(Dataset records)
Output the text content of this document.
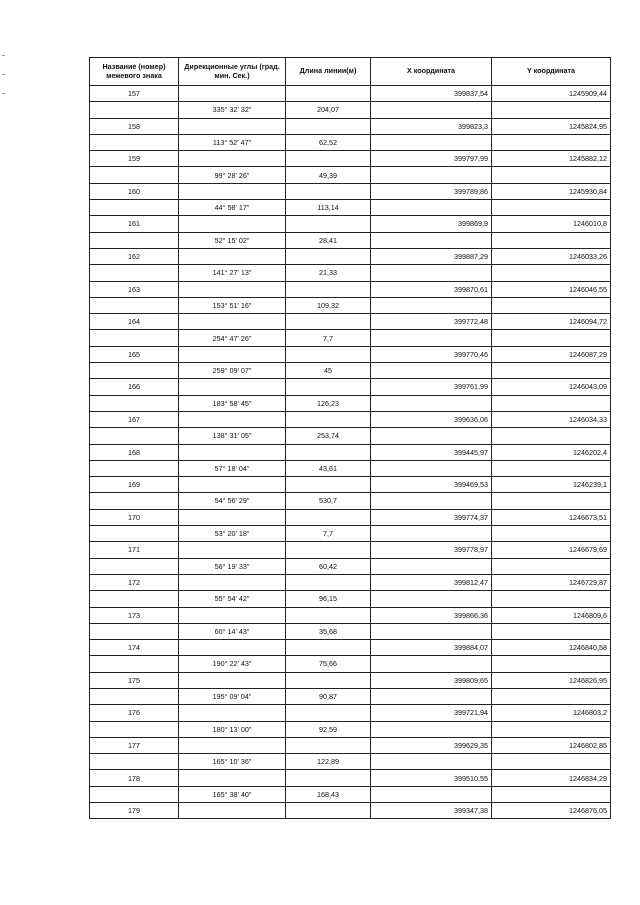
Название (номер) межевого знака	Дирекционные углы (град. мин. Сек.)	Длина линии(м)	X координата	Y координата
157			399837,54	1245909,44
	335° 32' 32"	204,07		
158			399823,3	1245824,95
	113° 52' 47"	62,52		
159			399797,99	1245882,12
	99° 28' 26"	49,39		
160			399789,86	1245930,84
	44° 58' 17"	113,14		
161			399869,9	1246010,8
	52° 15' 02"	28,41		
162			399887,29	1246033,26
	141° 27' 13"	21,33		
163			399870,61	1246046,55
	153° 51' 16"	109,32		
164			399772,48	1246094,72
	254° 47' 26"	7,7		
165			399770,46	1246087,29
	259° 09' 07"	45		
166			399761,99	1246043,09
	183° 58' 45"	126,23		
167			399636,06	1246034,33
	138° 31' 05"	253,74		
168			399445,97	1246202,4
	57° 18' 04"	43,61		
169			399469,53	1246239,1
	54° 56' 29"	530,7		
170			399774,37	1246673,51
	53° 20' 18"	7,7		
171			399778,97	1246679,69
	56° 19' 33"	60,42		
172			399812,47	1246729,87
	55° 54' 42"	96,15		
173			399866,36	1246809,6
	60° 14' 43"	35,68		
174			399884,07	1246840,58
	190° 22' 43"	75,66		
175			399809,65	1246826,95
	195° 09' 04"	90,87		
176			399721,94	1246803,2
	180° 13' 00"	92,59		
177			399629,35	1246802,85
	165° 10' 36"	122,89		
178			399510,55	1246834,29
	165° 38' 40"	168,43		
179			399347,38	1246876,05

### GIVEN INSTRUCTION
Set the data above down again exactly as given, with no pictures.

### OUTPUT
Output the text content of this document.
Название (номер) межевого знака	Дирекционные углы (град. мин. Сек.)	Длина линии(м)	X координата	Y координата
157			399837,54	1245909,44
	335° 32' 32"	204,07		
158			399823,3	1245824,95
	113° 52' 47"	62,52		
159			399797,99	1245882,12
	99° 28' 26"	49,39		
160			399789,86	1245930,84
	44° 58' 17"	113,14		
161			399869,9	1246010,8
	52° 15' 02"	28,41		
162			399887,29	1246033,26
	141° 27' 13"	21,33		
163			399870,61	1246046,55
	153° 51' 16"	109,32		
164			399772,48	1246094,72
	254° 47' 26"	7,7		
165			399770,46	1246087,29
	259° 09' 07"	45		
166			399761,99	1246043,09
	183° 58' 45"	126,23		
167			399636,06	1246034,33
	138° 31' 05"	253,74		
168			399445,97	1246202,4
	57° 18' 04"	43,61		
169			399469,53	1246239,1
	54° 56' 29"	530,7		
170			399774,37	1246673,51
	53° 20' 18"	7,7		
171			399778,97	1246679,69
	56° 19' 33"	60,42		
172			399812,47	1246729,87
	55° 54' 42"	96,15		
173			399866,36	1246809,6
	60° 14' 43"	35,68		
174			399884,07	1246840,58
	190° 22' 43"	75,66		
175			399809,65	1246826,95
	195° 09' 04"	90,87		
176			399721,94	1246803,2
	180° 13' 00"	92,59		
177			399629,35	1246802,85
	165° 10' 36"	122,89		
178			399510,55	1246834,29
	165° 38' 40"	168,43		
179			399347,38	1246876,05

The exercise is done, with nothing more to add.